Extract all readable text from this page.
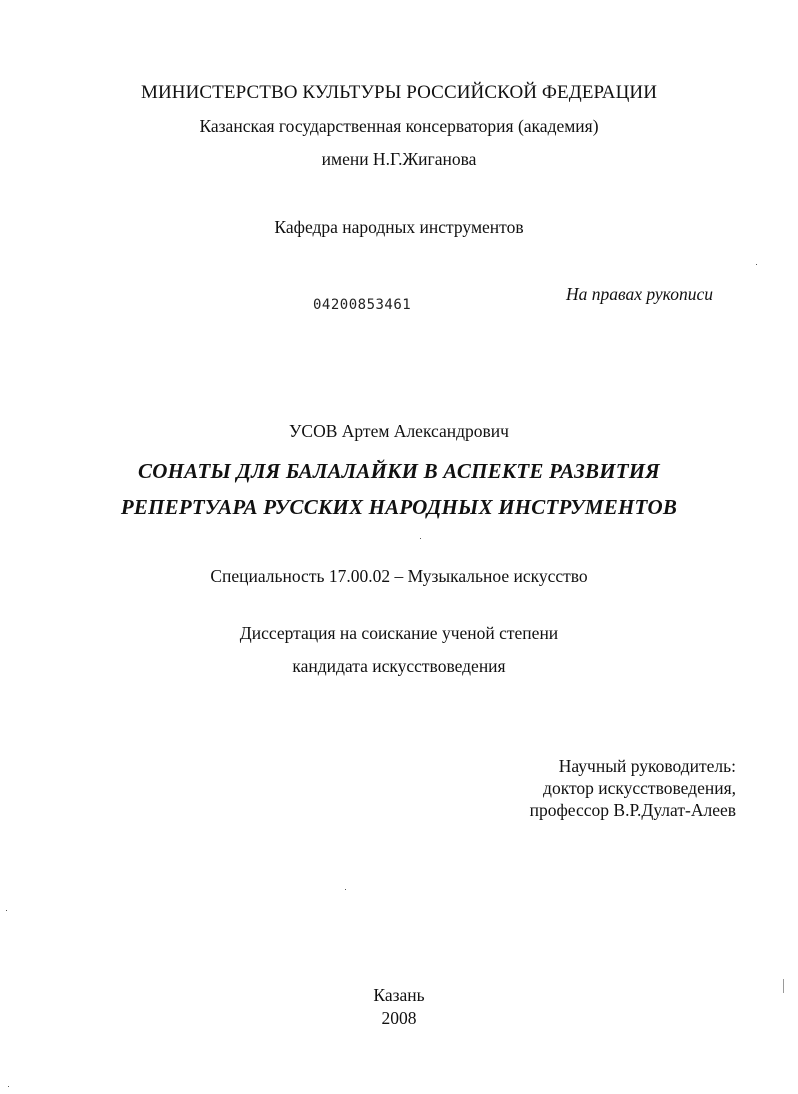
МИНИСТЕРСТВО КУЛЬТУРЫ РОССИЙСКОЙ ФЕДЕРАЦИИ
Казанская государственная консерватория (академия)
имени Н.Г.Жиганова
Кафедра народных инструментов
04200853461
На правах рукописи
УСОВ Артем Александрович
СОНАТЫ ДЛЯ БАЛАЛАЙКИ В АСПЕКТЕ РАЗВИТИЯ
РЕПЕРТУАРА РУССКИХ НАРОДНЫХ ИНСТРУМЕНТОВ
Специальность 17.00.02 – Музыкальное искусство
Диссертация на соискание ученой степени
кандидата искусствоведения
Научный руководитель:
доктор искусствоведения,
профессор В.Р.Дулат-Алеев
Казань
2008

* * * * * * *

Quote the data above in full and without alteration; skip the pictures.

FULL OUTPUT:
Extract all readable text from this page.
МИНИСТЕРСТВО КУЛЬТУРЫ РОССИЙСКОЙ ФЕДЕРАЦИИ
Казанская государственная консерватория (академия)
имени Н.Г.Жиганова
Кафедра народных инструментов
04200853461
На правах рукописи
УСОВ Артем Александрович
СОНАТЫ ДЛЯ БАЛАЛАЙКИ В АСПЕКТЕ РАЗВИТИЯ
РЕПЕРТУАРА РУССКИХ НАРОДНЫХ ИНСТРУМЕНТОВ
Специальность 17.00.02 – Музыкальное искусство
Диссертация на соискание ученой степени
кандидата искусствоведения
Научный руководитель:
доктор искусствоведения,
профессор В.Р.Дулат-Алеев
Казань
2008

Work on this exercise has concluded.